Set down the whole listing verbatim.

>> START ENTRIES PROVIDED

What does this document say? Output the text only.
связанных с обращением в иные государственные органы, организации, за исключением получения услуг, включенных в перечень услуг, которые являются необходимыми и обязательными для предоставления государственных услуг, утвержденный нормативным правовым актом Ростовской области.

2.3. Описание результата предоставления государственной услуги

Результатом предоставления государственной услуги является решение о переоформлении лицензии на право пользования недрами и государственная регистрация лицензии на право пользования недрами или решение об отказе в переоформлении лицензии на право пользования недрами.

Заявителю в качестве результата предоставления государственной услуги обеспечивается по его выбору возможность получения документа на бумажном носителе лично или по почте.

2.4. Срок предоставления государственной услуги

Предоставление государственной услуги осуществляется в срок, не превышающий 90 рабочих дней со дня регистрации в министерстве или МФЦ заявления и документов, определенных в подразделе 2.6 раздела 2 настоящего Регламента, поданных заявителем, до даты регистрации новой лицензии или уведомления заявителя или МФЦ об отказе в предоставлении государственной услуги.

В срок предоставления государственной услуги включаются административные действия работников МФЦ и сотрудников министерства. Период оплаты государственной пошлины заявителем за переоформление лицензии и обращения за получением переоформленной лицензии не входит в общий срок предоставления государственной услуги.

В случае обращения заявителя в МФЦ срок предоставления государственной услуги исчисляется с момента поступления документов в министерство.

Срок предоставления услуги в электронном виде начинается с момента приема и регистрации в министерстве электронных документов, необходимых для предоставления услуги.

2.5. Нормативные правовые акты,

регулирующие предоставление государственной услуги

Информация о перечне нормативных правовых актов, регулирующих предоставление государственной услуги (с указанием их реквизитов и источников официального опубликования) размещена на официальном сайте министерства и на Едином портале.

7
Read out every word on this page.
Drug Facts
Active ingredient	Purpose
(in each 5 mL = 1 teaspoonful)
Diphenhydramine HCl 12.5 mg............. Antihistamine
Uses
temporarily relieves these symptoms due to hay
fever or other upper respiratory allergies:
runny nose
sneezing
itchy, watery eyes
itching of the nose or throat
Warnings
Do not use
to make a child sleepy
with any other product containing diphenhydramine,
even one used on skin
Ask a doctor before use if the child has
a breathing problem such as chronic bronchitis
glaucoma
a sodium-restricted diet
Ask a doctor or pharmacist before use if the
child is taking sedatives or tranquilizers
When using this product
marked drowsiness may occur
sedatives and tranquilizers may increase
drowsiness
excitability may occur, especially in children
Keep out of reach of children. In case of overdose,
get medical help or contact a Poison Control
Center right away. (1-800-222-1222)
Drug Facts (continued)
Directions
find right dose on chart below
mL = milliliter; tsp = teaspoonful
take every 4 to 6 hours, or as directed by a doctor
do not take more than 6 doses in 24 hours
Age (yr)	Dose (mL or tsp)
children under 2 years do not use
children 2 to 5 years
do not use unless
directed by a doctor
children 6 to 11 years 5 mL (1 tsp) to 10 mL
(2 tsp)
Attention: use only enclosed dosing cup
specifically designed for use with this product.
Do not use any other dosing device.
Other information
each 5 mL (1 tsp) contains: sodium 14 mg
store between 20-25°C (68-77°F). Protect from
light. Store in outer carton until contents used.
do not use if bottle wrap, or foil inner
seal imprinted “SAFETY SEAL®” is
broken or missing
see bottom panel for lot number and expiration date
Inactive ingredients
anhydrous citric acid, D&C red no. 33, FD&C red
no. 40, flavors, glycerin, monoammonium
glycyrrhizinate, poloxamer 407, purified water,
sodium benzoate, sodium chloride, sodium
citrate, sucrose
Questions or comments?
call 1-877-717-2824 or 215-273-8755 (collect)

>> END ENTRIES PROVIDED

◆ **FULL ANSWER**
What does this document say? Output the text only.
связанных с обращением в иные государственные органы, организации, за исключением получения услуг, включенных в перечень услуг, которые являются необходимыми и обязательными для предоставления государственных услуг, утвержденный нормативным правовым актом Ростовской области.

2.3. Описание результата предоставления государственной услуги

Результатом предоставления государственной услуги является решение о переоформлении лицензии на право пользования недрами и государственная регистрация лицензии на право пользования недрами или решение об отказе в переоформлении лицензии на право пользования недрами.

Заявителю в качестве результата предоставления государственной услуги обеспечивается по его выбору возможность получения документа на бумажном носителе лично или по почте.

2.4. Срок предоставления государственной услуги

Предоставление государственной услуги осуществляется в срок, не превышающий 90 рабочих дней со дня регистрации в министерстве или МФЦ заявления и документов, определенных в подразделе 2.6 раздела 2 настоящего Регламента, поданных заявителем, до даты регистрации новой лицензии или уведомления заявителя или МФЦ об отказе в предоставлении государственной услуги.

В срок предоставления государственной услуги включаются административные действия работников МФЦ и сотрудников министерства. Период оплаты государственной пошлины заявителем за переоформление лицензии и обращения за получением переоформленной лицензии не входит в общий срок предоставления государственной услуги.

В случае обращения заявителя в МФЦ срок предоставления государственной услуги исчисляется с момента поступления документов в министерство.

Срок предоставления услуги в электронном виде начинается с момента приема и регистрации в министерстве электронных документов, необходимых для предоставления услуги.

2.5. Нормативные правовые акты,

регулирующие предоставление государственной услуги

Информация о перечне нормативных правовых актов, регулирующих предоставление государственной услуги (с указанием их реквизитов и источников официального опубликования) размещена на официальном сайте министерства и на Едином портале.

7
Read out every word on this page.
Drug Facts
Active ingredient	Purpose
(in each 5 mL = 1 teaspoonful)
Diphenhydramine HCl 12.5 mg............. Antihistamine
Uses
temporarily relieves these symptoms due to hay
fever or other upper respiratory allergies:
runny nose
sneezing
itchy, watery eyes
itching of the nose or throat
Warnings
Do not use
to make a child sleepy
with any other product containing diphenhydramine,
even one used on skin
Ask a doctor before use if the child has
a breathing problem such as chronic bronchitis
glaucoma
a sodium-restricted diet
Ask a doctor or pharmacist before use if the
child is taking sedatives or tranquilizers
When using this product
marked drowsiness may occur
sedatives and tranquilizers may increase
drowsiness
excitability may occur, especially in children
Keep out of reach of children. In case of overdose,
get medical help or contact a Poison Control
Center right away. (1-800-222-1222)
Drug Facts (continued)
Directions
find right dose on chart below
mL = milliliter; tsp = teaspoonful
take every 4 to 6 hours, or as directed by a doctor
do not take more than 6 doses in 24 hours
Age (yr)	Dose (mL or tsp)
children under 2 years do not use
children 2 to 5 years
do not use unless
directed by a doctor
children 6 to 11 years 5 mL (1 tsp) to 10 mL
(2 tsp)
Attention: use only enclosed dosing cup
specifically designed for use with this product.
Do not use any other dosing device.
Other information
each 5 mL (1 tsp) contains: sodium 14 mg
store between 20-25°C (68-77°F). Protect from
light. Store in outer carton until contents used.
do not use if bottle wrap, or foil inner
seal imprinted “SAFETY SEAL®” is
broken or missing
see bottom panel for lot number and expiration date
Inactive ingredients
anhydrous citric acid, D&C red no. 33, FD&C red
no. 40, flavors, glycerin, monoammonium
glycyrrhizinate, poloxamer 407, purified water,
sodium benzoate, sodium chloride, sodium
citrate, sucrose
Questions or comments?
call 1-877-717-2824 or 215-273-8755 (collect)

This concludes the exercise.